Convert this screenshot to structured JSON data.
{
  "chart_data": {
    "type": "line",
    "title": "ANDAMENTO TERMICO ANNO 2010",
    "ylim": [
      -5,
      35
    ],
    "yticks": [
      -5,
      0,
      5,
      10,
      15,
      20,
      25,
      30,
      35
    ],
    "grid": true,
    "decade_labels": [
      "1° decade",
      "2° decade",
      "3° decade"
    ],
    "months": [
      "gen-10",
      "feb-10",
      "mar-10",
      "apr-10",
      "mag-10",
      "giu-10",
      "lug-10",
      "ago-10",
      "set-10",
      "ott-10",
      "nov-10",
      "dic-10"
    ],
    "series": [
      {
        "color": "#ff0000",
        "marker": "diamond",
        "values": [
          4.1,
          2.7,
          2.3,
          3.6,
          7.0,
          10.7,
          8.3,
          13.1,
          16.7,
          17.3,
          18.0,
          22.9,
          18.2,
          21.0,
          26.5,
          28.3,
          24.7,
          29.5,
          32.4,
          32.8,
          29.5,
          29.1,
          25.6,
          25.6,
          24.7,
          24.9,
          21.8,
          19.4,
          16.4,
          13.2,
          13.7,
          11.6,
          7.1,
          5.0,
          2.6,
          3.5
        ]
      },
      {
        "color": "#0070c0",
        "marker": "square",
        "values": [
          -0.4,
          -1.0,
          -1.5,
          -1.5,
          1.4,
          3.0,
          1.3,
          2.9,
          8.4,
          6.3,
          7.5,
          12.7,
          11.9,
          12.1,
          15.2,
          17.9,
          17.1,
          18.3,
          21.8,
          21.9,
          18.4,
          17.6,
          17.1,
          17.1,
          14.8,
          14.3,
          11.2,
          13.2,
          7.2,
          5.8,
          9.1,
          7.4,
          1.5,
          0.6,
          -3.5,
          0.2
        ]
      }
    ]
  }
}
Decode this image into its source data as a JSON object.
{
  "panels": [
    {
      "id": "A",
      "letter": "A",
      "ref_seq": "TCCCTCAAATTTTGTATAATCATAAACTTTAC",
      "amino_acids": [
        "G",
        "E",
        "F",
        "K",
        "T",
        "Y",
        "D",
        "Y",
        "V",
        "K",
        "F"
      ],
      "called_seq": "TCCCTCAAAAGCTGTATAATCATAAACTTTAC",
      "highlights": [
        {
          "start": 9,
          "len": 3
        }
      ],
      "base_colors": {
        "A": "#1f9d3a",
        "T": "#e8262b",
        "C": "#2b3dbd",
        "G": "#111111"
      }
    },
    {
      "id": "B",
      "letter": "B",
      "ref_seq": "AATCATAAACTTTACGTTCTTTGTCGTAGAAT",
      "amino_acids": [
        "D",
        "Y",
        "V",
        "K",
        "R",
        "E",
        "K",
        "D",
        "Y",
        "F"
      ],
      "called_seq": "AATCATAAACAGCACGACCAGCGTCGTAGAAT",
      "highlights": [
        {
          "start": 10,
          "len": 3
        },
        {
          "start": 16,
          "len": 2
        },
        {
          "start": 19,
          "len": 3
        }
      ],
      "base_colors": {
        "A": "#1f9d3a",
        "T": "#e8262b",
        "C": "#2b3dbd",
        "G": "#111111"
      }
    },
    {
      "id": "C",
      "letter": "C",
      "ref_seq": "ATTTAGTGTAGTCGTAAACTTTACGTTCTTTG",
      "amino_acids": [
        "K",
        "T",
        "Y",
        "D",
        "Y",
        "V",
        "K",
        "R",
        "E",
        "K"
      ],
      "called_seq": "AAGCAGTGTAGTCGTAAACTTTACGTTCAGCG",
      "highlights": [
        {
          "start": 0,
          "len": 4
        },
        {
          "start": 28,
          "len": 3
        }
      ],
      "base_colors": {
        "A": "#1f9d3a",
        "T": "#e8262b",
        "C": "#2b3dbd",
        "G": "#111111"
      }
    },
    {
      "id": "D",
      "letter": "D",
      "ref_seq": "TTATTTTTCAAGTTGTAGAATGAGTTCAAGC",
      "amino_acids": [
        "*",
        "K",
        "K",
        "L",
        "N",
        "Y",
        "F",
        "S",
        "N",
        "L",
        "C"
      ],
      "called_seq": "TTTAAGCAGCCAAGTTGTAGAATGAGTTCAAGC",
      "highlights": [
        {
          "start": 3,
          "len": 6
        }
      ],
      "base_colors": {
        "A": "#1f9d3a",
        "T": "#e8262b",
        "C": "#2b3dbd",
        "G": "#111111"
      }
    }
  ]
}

━━━━━━━━

Consider the entries above and return each line with the string "JSON".

* Solution:
Convert this screenshot to structured JSON data.
Decode this image into its source data as a JSON object.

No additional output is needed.